Saved entries:
# # #

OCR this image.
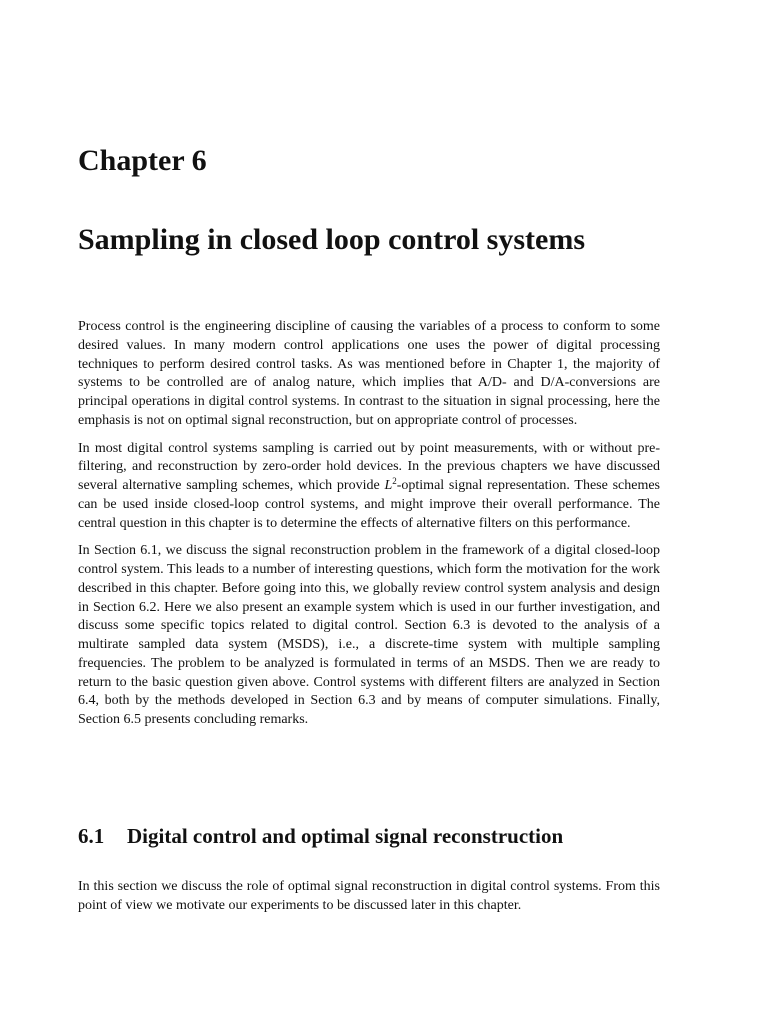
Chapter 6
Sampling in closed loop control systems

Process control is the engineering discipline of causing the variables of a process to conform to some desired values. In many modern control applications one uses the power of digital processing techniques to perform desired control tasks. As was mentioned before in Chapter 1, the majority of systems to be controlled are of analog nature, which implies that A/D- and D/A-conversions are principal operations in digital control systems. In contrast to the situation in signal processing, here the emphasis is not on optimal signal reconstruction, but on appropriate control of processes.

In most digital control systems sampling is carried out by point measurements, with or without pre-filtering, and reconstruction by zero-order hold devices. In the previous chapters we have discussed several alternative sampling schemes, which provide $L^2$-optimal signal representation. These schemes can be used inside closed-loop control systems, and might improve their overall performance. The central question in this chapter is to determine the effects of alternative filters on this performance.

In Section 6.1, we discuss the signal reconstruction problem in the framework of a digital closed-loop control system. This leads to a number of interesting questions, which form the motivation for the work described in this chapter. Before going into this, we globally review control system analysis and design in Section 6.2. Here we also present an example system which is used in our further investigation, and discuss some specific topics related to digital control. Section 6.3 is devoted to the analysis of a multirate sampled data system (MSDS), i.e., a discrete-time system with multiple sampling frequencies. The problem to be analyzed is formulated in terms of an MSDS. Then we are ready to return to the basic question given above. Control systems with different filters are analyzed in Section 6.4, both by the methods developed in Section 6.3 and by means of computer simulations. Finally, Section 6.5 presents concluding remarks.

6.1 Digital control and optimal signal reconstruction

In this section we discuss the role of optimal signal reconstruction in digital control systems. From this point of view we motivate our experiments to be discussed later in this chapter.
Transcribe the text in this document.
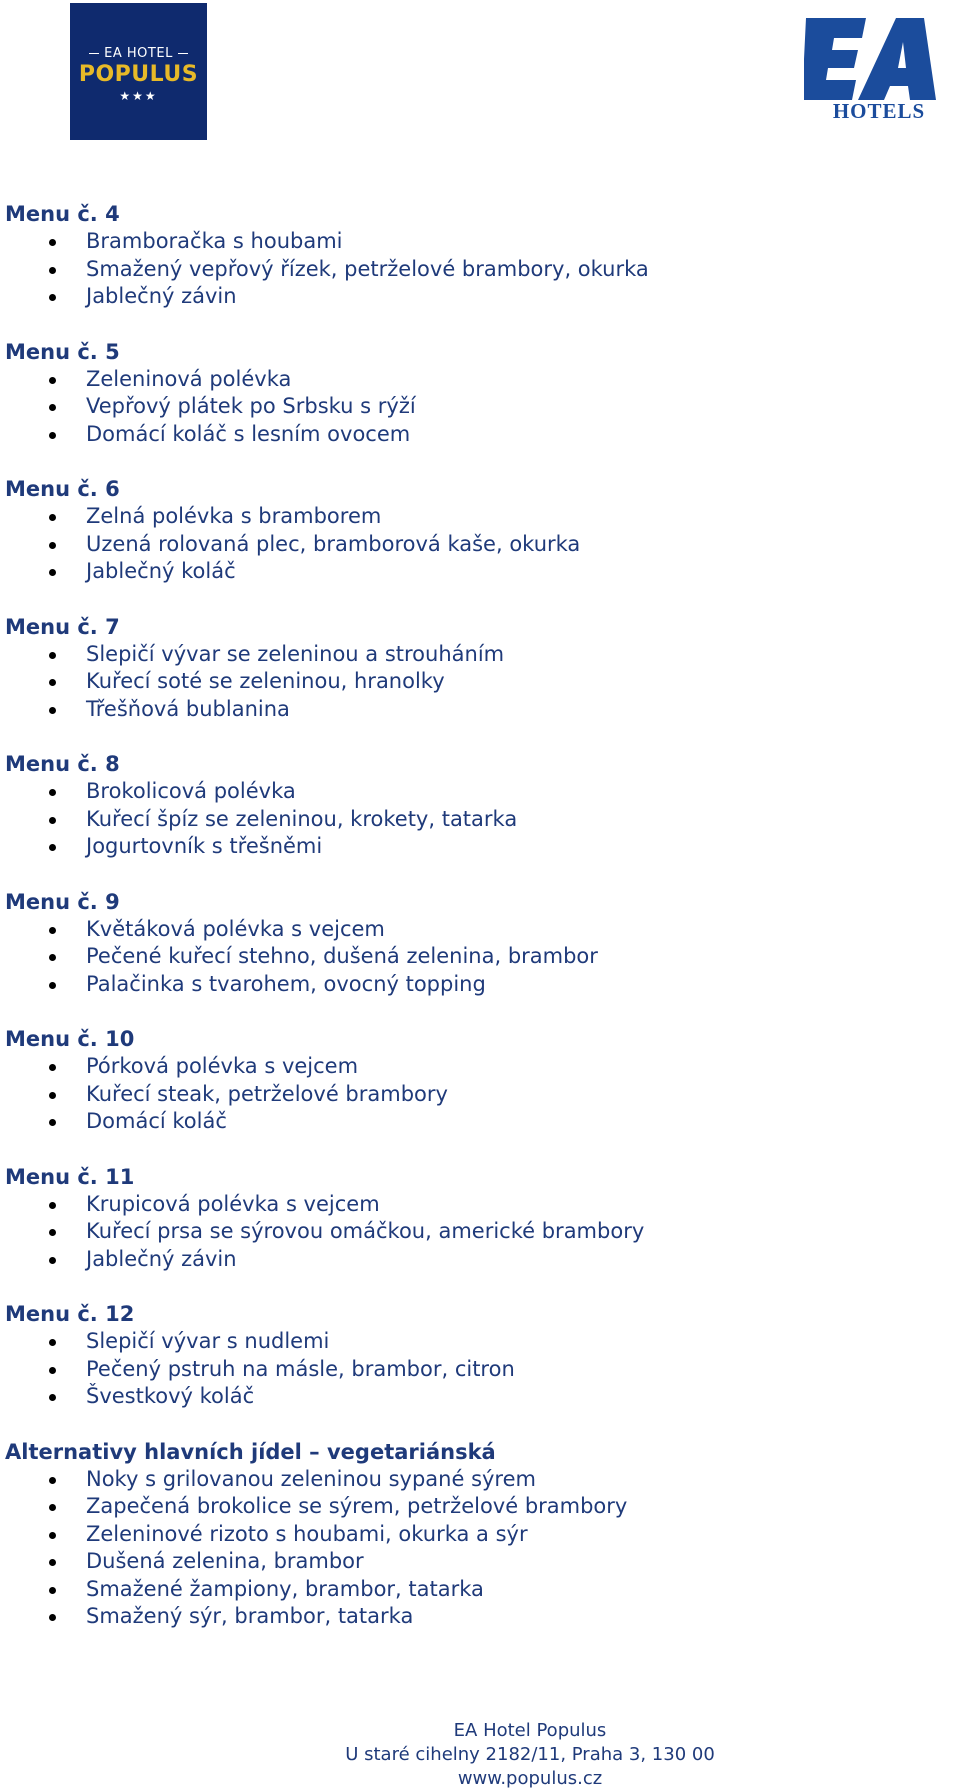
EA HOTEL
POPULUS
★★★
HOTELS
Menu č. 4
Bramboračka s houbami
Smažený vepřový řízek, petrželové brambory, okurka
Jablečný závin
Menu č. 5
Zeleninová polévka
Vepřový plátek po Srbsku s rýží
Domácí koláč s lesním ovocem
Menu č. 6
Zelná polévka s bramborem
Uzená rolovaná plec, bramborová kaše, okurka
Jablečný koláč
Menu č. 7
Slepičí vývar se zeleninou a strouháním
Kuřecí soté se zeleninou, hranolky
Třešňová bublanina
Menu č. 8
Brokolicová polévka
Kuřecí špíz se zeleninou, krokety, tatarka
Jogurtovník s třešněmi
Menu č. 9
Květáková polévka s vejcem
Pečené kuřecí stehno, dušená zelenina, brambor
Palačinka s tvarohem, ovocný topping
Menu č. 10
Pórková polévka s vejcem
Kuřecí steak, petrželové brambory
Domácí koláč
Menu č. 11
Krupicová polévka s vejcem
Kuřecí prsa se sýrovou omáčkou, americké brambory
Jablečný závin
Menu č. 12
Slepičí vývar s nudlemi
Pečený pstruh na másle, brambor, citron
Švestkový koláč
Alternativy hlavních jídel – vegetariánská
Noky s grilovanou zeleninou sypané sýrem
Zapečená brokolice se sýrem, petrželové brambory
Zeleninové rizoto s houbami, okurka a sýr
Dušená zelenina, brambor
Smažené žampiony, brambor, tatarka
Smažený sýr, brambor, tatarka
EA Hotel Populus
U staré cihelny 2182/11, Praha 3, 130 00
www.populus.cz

# # #

TASK INSTRUCTIONS |
Go through the entries above and copy every line containing "Domácí".

WRITTEN SOLUTION |
Domácí koláč s lesním ovocem
Domácí koláč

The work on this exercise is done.